**GIVEN INFORMATION:**

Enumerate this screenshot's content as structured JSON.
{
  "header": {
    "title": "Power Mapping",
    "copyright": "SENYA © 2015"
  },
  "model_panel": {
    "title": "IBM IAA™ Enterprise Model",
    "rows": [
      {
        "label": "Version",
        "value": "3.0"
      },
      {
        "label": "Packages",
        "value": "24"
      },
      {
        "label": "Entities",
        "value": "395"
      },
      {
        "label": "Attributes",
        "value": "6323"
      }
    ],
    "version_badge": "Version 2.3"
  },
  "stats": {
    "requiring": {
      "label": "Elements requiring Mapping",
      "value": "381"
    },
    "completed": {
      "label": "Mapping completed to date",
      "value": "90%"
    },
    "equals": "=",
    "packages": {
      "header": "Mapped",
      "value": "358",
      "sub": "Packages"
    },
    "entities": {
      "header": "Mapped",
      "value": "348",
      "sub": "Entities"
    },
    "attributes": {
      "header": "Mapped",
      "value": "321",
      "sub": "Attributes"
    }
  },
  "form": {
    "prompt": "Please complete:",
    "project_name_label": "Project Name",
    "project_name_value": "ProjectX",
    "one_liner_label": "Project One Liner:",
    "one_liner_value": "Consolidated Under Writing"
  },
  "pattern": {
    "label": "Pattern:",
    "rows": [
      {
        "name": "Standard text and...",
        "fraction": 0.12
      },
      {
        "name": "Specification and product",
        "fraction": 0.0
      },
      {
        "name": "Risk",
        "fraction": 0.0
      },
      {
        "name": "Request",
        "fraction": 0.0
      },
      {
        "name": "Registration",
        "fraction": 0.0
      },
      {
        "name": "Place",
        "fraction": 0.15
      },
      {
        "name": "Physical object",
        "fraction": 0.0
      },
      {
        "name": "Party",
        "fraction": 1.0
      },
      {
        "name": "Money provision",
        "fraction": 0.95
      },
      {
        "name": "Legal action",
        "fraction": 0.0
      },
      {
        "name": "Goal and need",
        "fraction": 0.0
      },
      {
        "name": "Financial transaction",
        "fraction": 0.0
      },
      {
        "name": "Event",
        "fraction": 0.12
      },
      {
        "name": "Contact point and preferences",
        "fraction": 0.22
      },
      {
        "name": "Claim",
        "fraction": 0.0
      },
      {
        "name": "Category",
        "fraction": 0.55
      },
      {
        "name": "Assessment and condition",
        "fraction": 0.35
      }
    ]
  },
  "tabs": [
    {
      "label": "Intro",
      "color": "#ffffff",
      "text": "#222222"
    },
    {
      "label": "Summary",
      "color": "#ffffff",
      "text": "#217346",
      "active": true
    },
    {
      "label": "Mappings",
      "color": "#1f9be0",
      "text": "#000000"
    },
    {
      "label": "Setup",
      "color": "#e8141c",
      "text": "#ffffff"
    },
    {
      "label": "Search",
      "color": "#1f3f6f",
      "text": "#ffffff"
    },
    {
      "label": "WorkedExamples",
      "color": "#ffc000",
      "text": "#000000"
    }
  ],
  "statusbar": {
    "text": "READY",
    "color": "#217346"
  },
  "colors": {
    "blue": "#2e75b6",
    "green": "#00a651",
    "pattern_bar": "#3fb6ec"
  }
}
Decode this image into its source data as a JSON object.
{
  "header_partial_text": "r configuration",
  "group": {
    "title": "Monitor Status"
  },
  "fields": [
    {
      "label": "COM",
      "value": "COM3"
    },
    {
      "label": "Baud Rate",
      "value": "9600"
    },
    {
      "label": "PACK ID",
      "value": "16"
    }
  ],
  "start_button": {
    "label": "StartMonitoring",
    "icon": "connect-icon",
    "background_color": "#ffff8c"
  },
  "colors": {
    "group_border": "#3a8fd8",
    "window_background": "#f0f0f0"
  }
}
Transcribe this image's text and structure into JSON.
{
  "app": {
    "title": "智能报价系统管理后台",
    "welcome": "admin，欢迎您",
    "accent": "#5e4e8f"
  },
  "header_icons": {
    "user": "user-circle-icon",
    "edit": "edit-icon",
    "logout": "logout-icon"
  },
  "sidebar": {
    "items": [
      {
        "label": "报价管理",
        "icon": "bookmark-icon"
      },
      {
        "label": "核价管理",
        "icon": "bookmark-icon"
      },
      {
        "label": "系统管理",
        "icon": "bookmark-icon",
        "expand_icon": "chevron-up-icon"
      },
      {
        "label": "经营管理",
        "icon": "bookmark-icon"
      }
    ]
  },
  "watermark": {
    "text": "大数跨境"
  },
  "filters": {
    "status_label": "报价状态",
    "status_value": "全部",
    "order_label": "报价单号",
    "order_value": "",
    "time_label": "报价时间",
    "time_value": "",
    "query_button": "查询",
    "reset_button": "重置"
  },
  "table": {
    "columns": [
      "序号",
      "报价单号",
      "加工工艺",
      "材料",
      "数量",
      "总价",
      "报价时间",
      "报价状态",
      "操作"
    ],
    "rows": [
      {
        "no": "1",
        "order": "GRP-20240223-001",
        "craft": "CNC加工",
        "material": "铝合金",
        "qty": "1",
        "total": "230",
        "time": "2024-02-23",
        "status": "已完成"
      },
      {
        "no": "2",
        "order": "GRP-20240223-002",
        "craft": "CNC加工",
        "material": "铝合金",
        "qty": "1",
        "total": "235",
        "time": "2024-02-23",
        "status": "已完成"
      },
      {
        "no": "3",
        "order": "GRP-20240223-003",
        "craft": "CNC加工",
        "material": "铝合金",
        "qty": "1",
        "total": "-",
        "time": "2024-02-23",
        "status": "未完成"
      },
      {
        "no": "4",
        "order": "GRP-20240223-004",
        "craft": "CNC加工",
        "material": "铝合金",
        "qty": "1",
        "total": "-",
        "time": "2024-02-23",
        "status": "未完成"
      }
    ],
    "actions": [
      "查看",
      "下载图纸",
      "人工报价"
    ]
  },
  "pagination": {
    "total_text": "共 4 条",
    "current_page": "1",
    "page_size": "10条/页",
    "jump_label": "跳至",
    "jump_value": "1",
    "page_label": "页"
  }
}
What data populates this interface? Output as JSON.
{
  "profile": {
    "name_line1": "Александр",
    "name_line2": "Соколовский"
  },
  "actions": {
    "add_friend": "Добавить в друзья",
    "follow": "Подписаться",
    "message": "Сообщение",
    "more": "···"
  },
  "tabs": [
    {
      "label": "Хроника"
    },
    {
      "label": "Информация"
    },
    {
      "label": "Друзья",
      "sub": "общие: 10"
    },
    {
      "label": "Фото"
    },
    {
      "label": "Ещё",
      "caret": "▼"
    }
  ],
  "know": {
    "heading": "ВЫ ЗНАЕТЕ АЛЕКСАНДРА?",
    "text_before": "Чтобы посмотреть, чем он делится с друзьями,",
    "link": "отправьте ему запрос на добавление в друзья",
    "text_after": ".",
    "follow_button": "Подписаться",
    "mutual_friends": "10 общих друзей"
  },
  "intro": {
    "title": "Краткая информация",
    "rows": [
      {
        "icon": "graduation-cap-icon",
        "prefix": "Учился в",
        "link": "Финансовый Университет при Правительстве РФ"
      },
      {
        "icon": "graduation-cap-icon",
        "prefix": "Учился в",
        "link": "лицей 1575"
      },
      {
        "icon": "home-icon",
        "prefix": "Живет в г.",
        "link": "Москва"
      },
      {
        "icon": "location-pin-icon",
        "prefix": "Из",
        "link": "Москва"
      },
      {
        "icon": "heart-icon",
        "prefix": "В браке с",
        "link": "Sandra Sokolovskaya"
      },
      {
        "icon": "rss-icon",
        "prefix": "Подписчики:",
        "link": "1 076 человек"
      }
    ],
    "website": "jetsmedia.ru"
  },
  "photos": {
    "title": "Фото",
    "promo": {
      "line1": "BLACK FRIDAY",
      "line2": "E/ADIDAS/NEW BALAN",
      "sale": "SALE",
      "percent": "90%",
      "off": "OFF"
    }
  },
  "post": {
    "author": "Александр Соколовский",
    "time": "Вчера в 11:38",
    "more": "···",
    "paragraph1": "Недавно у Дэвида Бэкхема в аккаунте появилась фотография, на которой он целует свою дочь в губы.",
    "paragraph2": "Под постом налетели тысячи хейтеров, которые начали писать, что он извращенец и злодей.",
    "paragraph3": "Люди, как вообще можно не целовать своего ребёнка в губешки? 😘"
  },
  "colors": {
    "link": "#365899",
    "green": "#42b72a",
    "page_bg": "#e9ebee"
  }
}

**STATED TASK:**
In the entries above, find every line with the word "link" and list it.

**ANSWER TO THE TASK:**
    "link": "отправьте ему запрос на добавление в друзья",
        "link": "Финансовый Университет при Правительстве РФ"
        "link": "лицей 1575"
        "link": "Москва"
        "link": "Москва"
        "link": "Sandra Sokolovskaya"
        "link": "1 076 человек"
    "link": "#365899",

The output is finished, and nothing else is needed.